Find every line in the records below that holds the word "Having", and copy it out.

--- start Available data ---

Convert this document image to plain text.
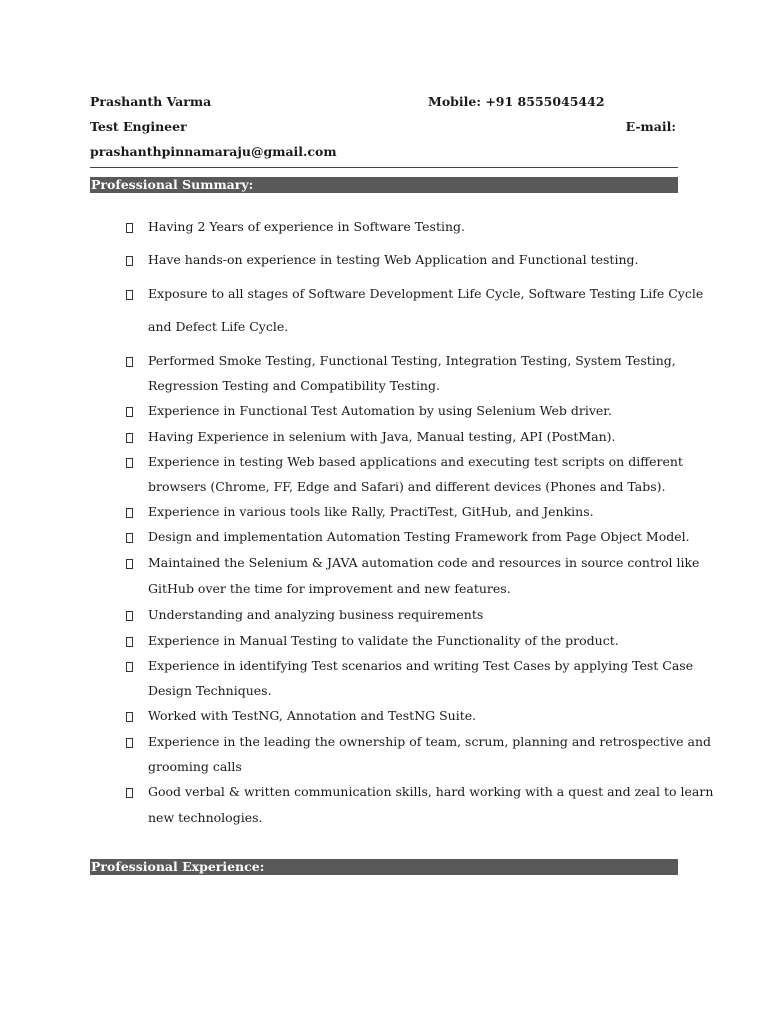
Prashanth Varma	Mobile: +91 8555045442
Test Engineer	E-mail:
prashanthpinnamaraju@gmail.com
Professional Summary:
Having 2 Years of experience in Software Testing.
Have hands-on experience in testing Web Application and Functional testing.
Exposure to all stages of Software Development Life Cycle, Software Testing Life Cycle
and Defect Life Cycle.
Performed Smoke Testing, Functional Testing, Integration Testing, System Testing,
Regression Testing and Compatibility Testing.
Experience in Functional Test Automation by using Selenium Web driver.
Having Experience in selenium with Java, Manual testing, API (PostMan).
Experience in testing Web based applications and executing test scripts on different
browsers (Chrome, FF, Edge and Safari) and different devices (Phones and Tabs).
Experience in various tools like Rally, PractiTest, GitHub, and Jenkins.
Design and implementation Automation Testing Framework from Page Object Model.
Maintained the Selenium & JAVA automation code and resources in source control like
GitHub over the time for improvement and new features.
Understanding and analyzing business requirements
Experience in Manual Testing to validate the Functionality of the product.
Experience in identifying Test scenarios and writing Test Cases by applying Test Case
Design Techniques.
Worked with TestNG, Annotation and TestNG Suite.
Experience in the leading the ownership of team, scrum, planning and retrospective and
grooming calls
Good verbal & written communication skills, hard working with a quest and zeal to learn
new technologies.
Professional Experience:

--- end Available data ---

> [The response]:
Having 2 Years of experience in Software Testing.
Having Experience in selenium with Java, Manual testing, API (PostMan).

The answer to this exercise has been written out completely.